■ **Exercise requirements**:
From the material below, pull out each line that contains the word "scattering".

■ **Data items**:

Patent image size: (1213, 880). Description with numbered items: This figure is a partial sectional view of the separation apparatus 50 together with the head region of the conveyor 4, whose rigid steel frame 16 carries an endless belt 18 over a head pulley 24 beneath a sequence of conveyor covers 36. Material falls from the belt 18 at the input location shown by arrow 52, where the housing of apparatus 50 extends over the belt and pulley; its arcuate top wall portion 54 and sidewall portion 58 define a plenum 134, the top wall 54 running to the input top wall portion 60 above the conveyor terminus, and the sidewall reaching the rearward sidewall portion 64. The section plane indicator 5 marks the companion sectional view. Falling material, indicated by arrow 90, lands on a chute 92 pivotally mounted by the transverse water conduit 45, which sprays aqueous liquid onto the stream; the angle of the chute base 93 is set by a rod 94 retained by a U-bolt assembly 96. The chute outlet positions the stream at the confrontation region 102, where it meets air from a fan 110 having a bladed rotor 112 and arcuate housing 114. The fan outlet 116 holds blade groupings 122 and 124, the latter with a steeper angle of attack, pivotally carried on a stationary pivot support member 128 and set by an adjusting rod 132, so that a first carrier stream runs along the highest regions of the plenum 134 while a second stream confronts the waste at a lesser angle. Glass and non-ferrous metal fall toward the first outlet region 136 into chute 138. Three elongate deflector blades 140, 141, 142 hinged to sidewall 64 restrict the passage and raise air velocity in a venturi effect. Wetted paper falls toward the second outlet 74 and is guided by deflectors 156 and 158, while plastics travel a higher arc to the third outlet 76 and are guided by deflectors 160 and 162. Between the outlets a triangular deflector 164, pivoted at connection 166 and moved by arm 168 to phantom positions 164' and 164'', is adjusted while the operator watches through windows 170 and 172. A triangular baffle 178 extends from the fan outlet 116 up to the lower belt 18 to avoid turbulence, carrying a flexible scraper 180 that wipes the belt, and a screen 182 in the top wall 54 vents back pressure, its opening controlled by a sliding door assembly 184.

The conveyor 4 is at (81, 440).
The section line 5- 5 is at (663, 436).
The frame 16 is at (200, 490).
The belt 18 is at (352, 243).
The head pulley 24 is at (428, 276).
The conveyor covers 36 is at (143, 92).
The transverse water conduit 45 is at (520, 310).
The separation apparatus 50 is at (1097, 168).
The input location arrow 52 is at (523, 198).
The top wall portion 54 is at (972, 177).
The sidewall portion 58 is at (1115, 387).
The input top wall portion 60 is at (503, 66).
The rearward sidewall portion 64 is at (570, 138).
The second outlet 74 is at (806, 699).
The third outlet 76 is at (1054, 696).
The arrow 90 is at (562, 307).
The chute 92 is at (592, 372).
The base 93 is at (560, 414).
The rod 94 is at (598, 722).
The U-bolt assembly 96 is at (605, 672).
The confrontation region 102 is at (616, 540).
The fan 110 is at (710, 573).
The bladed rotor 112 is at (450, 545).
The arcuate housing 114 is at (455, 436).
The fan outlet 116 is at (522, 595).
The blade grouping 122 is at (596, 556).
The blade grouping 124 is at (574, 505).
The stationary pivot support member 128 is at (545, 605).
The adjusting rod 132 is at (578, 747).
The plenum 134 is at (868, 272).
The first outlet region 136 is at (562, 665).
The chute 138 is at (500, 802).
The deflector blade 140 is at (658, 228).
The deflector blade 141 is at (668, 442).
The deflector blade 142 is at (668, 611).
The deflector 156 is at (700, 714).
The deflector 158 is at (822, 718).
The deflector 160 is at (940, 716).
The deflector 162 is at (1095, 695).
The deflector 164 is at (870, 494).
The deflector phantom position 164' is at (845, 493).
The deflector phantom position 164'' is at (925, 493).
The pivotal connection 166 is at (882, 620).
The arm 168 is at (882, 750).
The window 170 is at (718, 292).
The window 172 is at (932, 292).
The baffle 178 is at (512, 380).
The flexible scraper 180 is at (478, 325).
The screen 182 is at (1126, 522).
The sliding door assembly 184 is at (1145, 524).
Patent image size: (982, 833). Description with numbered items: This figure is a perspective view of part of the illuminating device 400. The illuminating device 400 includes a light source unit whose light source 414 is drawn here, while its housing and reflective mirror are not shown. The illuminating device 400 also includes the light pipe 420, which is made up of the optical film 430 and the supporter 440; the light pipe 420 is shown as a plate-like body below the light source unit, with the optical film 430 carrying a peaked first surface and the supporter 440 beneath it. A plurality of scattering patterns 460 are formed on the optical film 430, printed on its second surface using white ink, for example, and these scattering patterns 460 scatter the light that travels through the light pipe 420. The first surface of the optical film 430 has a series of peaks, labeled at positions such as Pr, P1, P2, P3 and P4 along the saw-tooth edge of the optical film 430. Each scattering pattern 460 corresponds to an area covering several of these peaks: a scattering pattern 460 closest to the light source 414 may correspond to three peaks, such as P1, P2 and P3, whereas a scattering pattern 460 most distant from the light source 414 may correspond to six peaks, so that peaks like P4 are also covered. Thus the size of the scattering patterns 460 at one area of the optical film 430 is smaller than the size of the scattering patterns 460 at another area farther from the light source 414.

■ **Response to this exercise**:
Patent image size: (982, 833). Description with numbered items: This figure is a perspective view of part of the illuminating device 400. The illuminating device 400 includes a light source unit whose light source 414 is drawn here, while its housing and reflective mirror are not shown. The illuminating device 400 also includes the light pipe 420, which is made up of the optical film 430 and the supporter 440; the light pipe 420 is shown as a plate-like body below the light source unit, with the optical film 430 carrying a peaked first surface and the supporter 440 beneath it. A plurality of scattering patterns 460 are formed on the optical film 430, printed on its second surface using white ink, for example, and these scattering patterns 460 scatter the light that travels through the light pipe 420. The first surface of the optical film 430 has a series of peaks, labeled at positions such as Pr, P1, P2, P3 and P4 along the saw-tooth edge of the optical film 430. Each scattering pattern 460 corresponds to an area covering several of these peaks: a scattering pattern 460 closest to the light source 414 may correspond to three peaks, such as P1, P2 and P3, whereas a scattering pattern 460 most distant from the light source 414 may correspond to six peaks, so that peaks like P4 are also covered. Thus the size of the scattering patterns 460 at one area of the optical film 430 is smaller than the size of the scattering patterns 460 at another area farther from the light source 414.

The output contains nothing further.